WHAT THE EXERCISE ASKS
Determine which lines contain the word "Everything", then copy those lines.

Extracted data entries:
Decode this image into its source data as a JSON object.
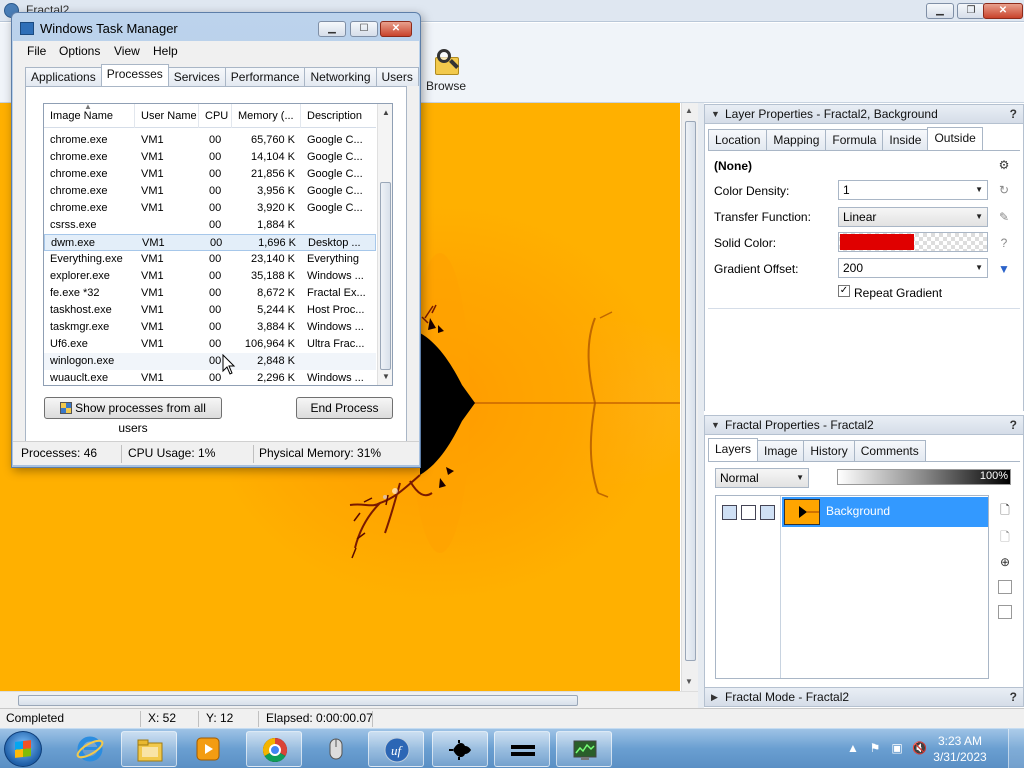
{
  "app": {
    "title": "Fractal2",
    "browse_label": "Browse"
  },
  "layer_properties": {
    "header": "Layer Properties - Fractal2, Background",
    "tabs": [
      "Location",
      "Mapping",
      "Formula",
      "Inside",
      "Outside"
    ],
    "active_tab": "Outside",
    "formula_name": "(None)",
    "color_density_label": "Color Density:",
    "color_density_value": "1",
    "transfer_function_label": "Transfer Function:",
    "transfer_function_value": "Linear",
    "solid_color_label": "Solid Color:",
    "solid_color": "#e00000",
    "gradient_offset_label": "Gradient Offset:",
    "gradient_offset_value": "200",
    "repeat_gradient_label": "Repeat Gradient",
    "repeat_gradient_checked": true
  },
  "fractal_properties": {
    "header": "Fractal Properties - Fractal2",
    "tabs": [
      "Layers",
      "Image",
      "History",
      "Comments"
    ],
    "active_tab": "Layers",
    "merge_mode": "Normal",
    "opacity": "100%",
    "layers": [
      {
        "name": "Background"
      }
    ]
  },
  "fractal_mode": {
    "header": "Fractal Mode - Fractal2"
  },
  "statusbar": {
    "status": "Completed",
    "x": "X: 52",
    "y": "Y: 12",
    "elapsed": "Elapsed: 0:00:00.07"
  },
  "taskmgr": {
    "title": "Windows Task Manager",
    "menu": [
      "File",
      "Options",
      "View",
      "Help"
    ],
    "tabs": [
      "Applications",
      "Processes",
      "Services",
      "Performance",
      "Networking",
      "Users"
    ],
    "active_tab": "Processes",
    "columns": [
      "Image Name",
      "User Name",
      "CPU",
      "Memory (...",
      "Description"
    ],
    "processes": [
      {
        "name": "chrome.exe",
        "user": "VM1",
        "cpu": "00",
        "mem": "65,760 K",
        "desc": "Google C..."
      },
      {
        "name": "chrome.exe",
        "user": "VM1",
        "cpu": "00",
        "mem": "14,104 K",
        "desc": "Google C..."
      },
      {
        "name": "chrome.exe",
        "user": "VM1",
        "cpu": "00",
        "mem": "21,856 K",
        "desc": "Google C..."
      },
      {
        "name": "chrome.exe",
        "user": "VM1",
        "cpu": "00",
        "mem": "3,956 K",
        "desc": "Google C..."
      },
      {
        "name": "chrome.exe",
        "user": "VM1",
        "cpu": "00",
        "mem": "3,920 K",
        "desc": "Google C..."
      },
      {
        "name": "csrss.exe",
        "user": "",
        "cpu": "00",
        "mem": "1,884 K",
        "desc": ""
      },
      {
        "name": "dwm.exe",
        "user": "VM1",
        "cpu": "00",
        "mem": "1,696 K",
        "desc": "Desktop ..."
      },
      {
        "name": "Everything.exe",
        "user": "VM1",
        "cpu": "00",
        "mem": "23,140 K",
        "desc": "Everything"
      },
      {
        "name": "explorer.exe",
        "user": "VM1",
        "cpu": "00",
        "mem": "35,188 K",
        "desc": "Windows ..."
      },
      {
        "name": "fe.exe *32",
        "user": "VM1",
        "cpu": "00",
        "mem": "8,672 K",
        "desc": "Fractal Ex..."
      },
      {
        "name": "taskhost.exe",
        "user": "VM1",
        "cpu": "00",
        "mem": "5,244 K",
        "desc": "Host Proc..."
      },
      {
        "name": "taskmgr.exe",
        "user": "VM1",
        "cpu": "00",
        "mem": "3,884 K",
        "desc": "Windows ..."
      },
      {
        "name": "Uf6.exe",
        "user": "VM1",
        "cpu": "00",
        "mem": "106,964 K",
        "desc": "Ultra Frac..."
      },
      {
        "name": "winlogon.exe",
        "user": "",
        "cpu": "00",
        "mem": "2,848 K",
        "desc": ""
      },
      {
        "name": "wuauclt.exe",
        "user": "VM1",
        "cpu": "00",
        "mem": "2,296 K",
        "desc": "Windows ..."
      }
    ],
    "selected_process": "dwm.exe",
    "show_all_label": "Show processes from all users",
    "end_process_label": "End Process",
    "status_processes": "Processes: 46",
    "status_cpu": "CPU Usage: 1%",
    "status_memory": "Physical Memory: 31%"
  },
  "taskbar": {
    "apps": [
      "internet-explorer",
      "file-explorer",
      "media-player",
      "chrome",
      "mouse",
      "ultra-fractal",
      "fractal-extreme",
      "equals",
      "task-manager"
    ],
    "time": "3:23 AM",
    "date": "3/31/2023"
  }
}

SOLUTION FOR THIS EXERCISE
        "name": "Everything.exe",
        "desc": "Everything"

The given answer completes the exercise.